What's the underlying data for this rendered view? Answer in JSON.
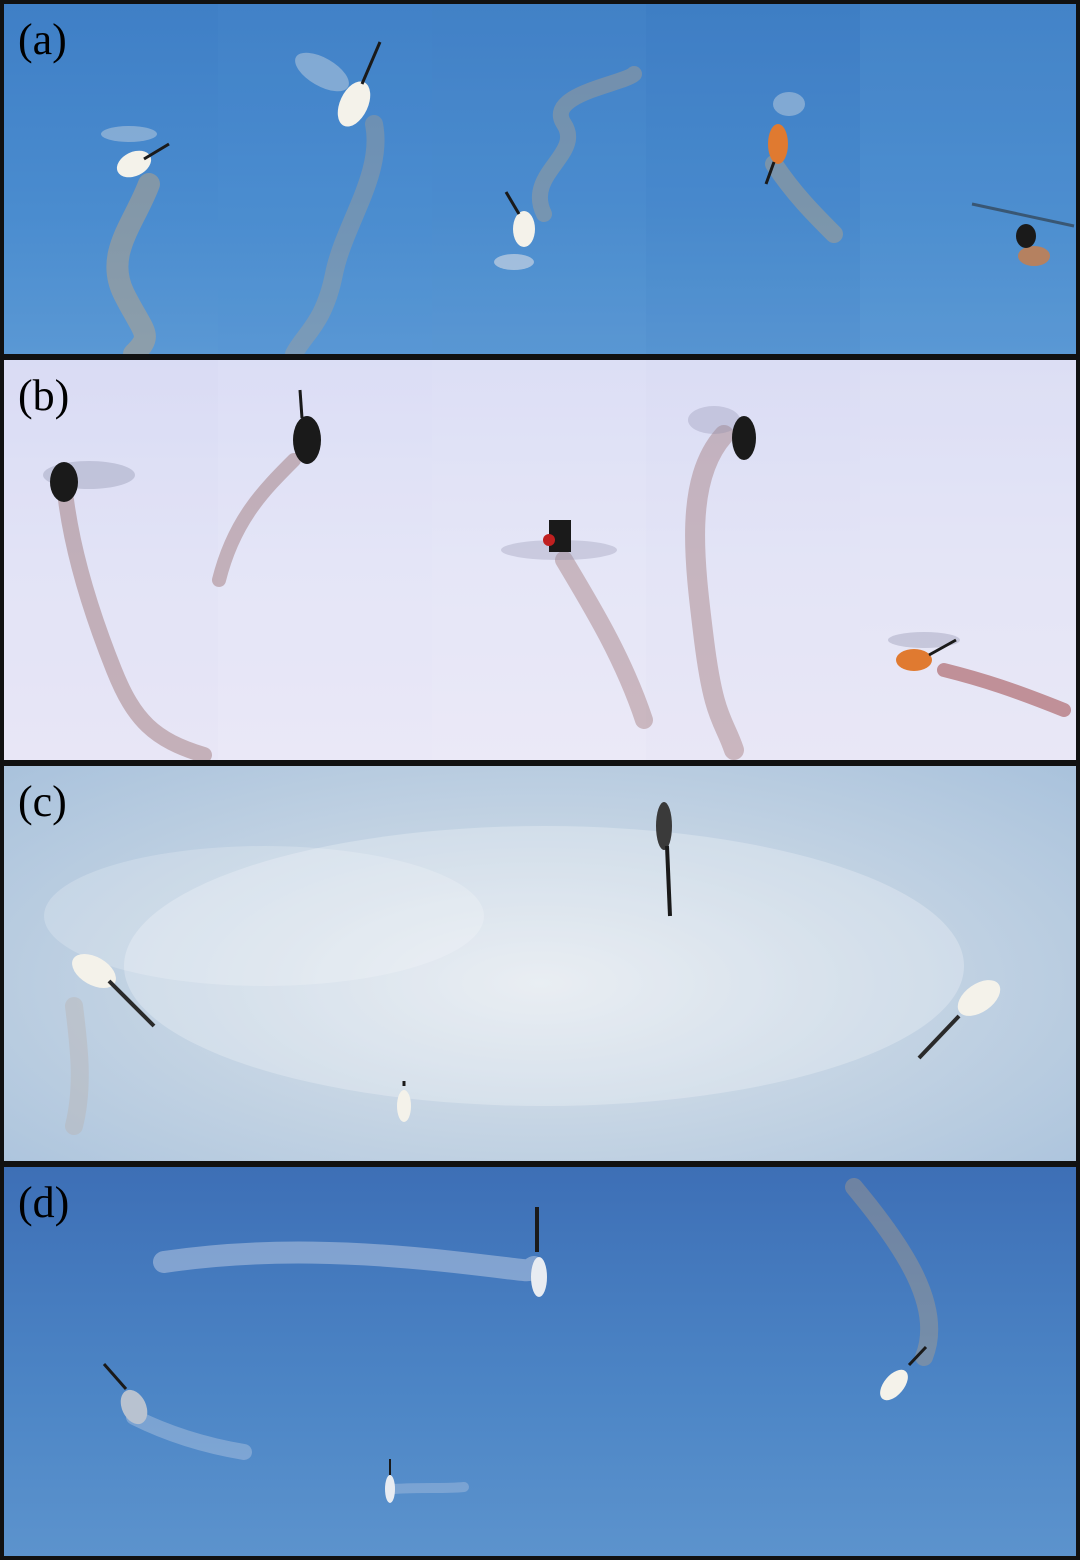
{
  "figure": {
    "panels": [
      {
        "id": "a",
        "label": "(a)",
        "frames": 5,
        "sky": "#4a8ccf"
      },
      {
        "id": "b",
        "label": "(b)",
        "frames": 5,
        "sky": "#e4e5f7"
      },
      {
        "id": "c",
        "label": "(c)",
        "frames": 1,
        "sky": "#c6d5e4"
      },
      {
        "id": "d",
        "label": "(d)",
        "frames": 1,
        "sky": "#4d86c6"
      }
    ]
  },
  "colors": {
    "smoke_a": "#c9a77a",
    "smoke_b": "#9a6f6f",
    "smoke_c": "#b8b2b0",
    "smoke_d": "#cfd8e8",
    "heli_dark": "#1a1a1a",
    "heli_light": "#f4f2ea",
    "heli_orange": "#e07a30"
  }
}
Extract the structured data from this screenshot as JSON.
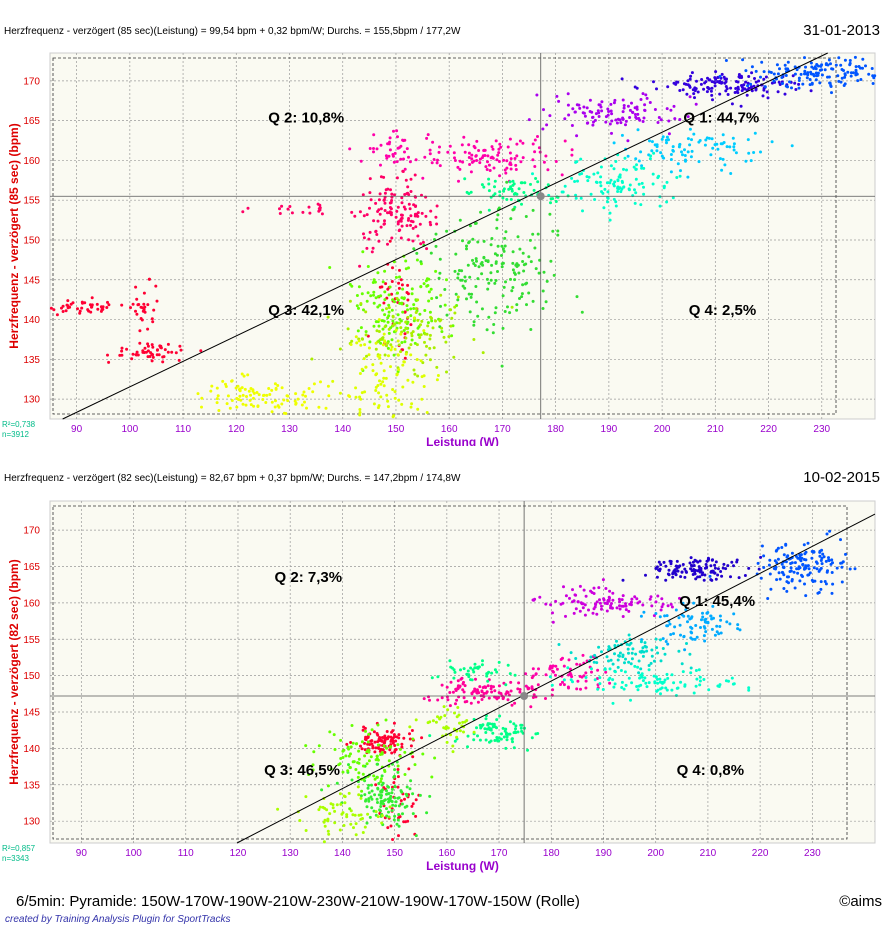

========================================================================

OBJECTIVE:
Copy out the listing exactly as it stands, but not the pictures.

PROBLEM SOLUTION:
What's the underlying data for this rendered view? Answer in JSON.
{
  "figure": {
    "panels": [
      {
        "id": "a",
        "label": "(a)",
        "frames": 5,
        "sky": "#4a8ccf"
      },
      {
        "id": "b",
        "label": "(b)",
        "frames": 5,
        "sky": "#e4e5f7"
      },
      {
        "id": "c",
        "label": "(c)",
        "frames": 1,
        "sky": "#c6d5e4"
      },
      {
        "id": "d",
        "label": "(d)",
        "frames": 1,
        "sky": "#4d86c6"
      }
    ]
  },
  "colors": {
    "smoke_a": "#c9a77a",
    "smoke_b": "#9a6f6f",
    "smoke_c": "#b8b2b0",
    "smoke_d": "#cfd8e8",
    "heli_dark": "#1a1a1a",
    "heli_light": "#f4f2ea",
    "heli_orange": "#e07a30"
  }
}
Extract the structured data from this screenshot as JSON.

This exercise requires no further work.